Work required
Output all lines exactly, with nothing added or dropped.

___ Records shown

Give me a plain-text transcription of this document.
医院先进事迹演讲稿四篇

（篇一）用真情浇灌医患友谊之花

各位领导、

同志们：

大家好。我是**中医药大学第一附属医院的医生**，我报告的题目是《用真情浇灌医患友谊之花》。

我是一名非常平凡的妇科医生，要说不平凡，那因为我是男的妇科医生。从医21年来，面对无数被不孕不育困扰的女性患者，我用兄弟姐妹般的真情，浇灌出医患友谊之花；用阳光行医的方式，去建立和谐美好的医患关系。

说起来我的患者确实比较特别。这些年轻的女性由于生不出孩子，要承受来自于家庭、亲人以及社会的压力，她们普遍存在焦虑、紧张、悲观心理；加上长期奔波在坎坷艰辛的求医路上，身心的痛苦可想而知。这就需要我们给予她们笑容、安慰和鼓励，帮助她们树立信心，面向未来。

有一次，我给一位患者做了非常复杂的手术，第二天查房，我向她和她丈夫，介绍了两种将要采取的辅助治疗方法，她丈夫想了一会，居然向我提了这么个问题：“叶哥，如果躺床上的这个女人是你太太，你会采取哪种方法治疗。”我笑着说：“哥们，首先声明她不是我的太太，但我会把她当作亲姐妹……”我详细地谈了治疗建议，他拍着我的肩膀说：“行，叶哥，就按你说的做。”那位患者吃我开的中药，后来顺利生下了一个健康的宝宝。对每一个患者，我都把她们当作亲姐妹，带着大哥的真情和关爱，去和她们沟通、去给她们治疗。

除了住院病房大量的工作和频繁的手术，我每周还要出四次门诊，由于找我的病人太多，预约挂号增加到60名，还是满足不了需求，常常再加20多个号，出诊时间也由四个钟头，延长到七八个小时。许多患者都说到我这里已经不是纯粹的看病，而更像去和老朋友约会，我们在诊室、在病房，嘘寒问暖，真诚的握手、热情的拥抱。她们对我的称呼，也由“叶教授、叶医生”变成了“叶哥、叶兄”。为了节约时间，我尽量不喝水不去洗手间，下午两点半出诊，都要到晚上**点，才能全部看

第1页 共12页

______

Exercise solution
Give me a plain-text transcription of this document.
医院先进事迹演讲稿四篇

（篇一）用真情浇灌医患友谊之花

各位领导、

同志们：

大家好。我是**中医药大学第一附属医院的医生**，我报告的题目是《用真情浇灌医患友谊之花》。

我是一名非常平凡的妇科医生，要说不平凡，那因为我是男的妇科医生。从医21年来，面对无数被不孕不育困扰的女性患者，我用兄弟姐妹般的真情，浇灌出医患友谊之花；用阳光行医的方式，去建立和谐美好的医患关系。

说起来我的患者确实比较特别。这些年轻的女性由于生不出孩子，要承受来自于家庭、亲人以及社会的压力，她们普遍存在焦虑、紧张、悲观心理；加上长期奔波在坎坷艰辛的求医路上，身心的痛苦可想而知。这就需要我们给予她们笑容、安慰和鼓励，帮助她们树立信心，面向未来。

有一次，我给一位患者做了非常复杂的手术，第二天查房，我向她和她丈夫，介绍了两种将要采取的辅助治疗方法，她丈夫想了一会，居然向我提了这么个问题：“叶哥，如果躺床上的这个女人是你太太，你会采取哪种方法治疗。”我笑着说：“哥们，首先声明她不是我的太太，但我会把她当作亲姐妹……”我详细地谈了治疗建议，他拍着我的肩膀说：“行，叶哥，就按你说的做。”那位患者吃我开的中药，后来顺利生下了一个健康的宝宝。对每一个患者，我都把她们当作亲姐妹，带着大哥的真情和关爱，去和她们沟通、去给她们治疗。

除了住院病房大量的工作和频繁的手术，我每周还要出四次门诊，由于找我的病人太多，预约挂号增加到60名，还是满足不了需求，常常再加20多个号，出诊时间也由四个钟头，延长到七八个小时。许多患者都说到我这里已经不是纯粹的看病，而更像去和老朋友约会，我们在诊室、在病房，嘘寒问暖，真诚的握手、热情的拥抱。她们对我的称呼，也由“叶教授、叶医生”变成了“叶哥、叶兄”。为了节约时间，我尽量不喝水不去洗手间，下午两点半出诊，都要到晚上**点，才能全部看

第1页 共12页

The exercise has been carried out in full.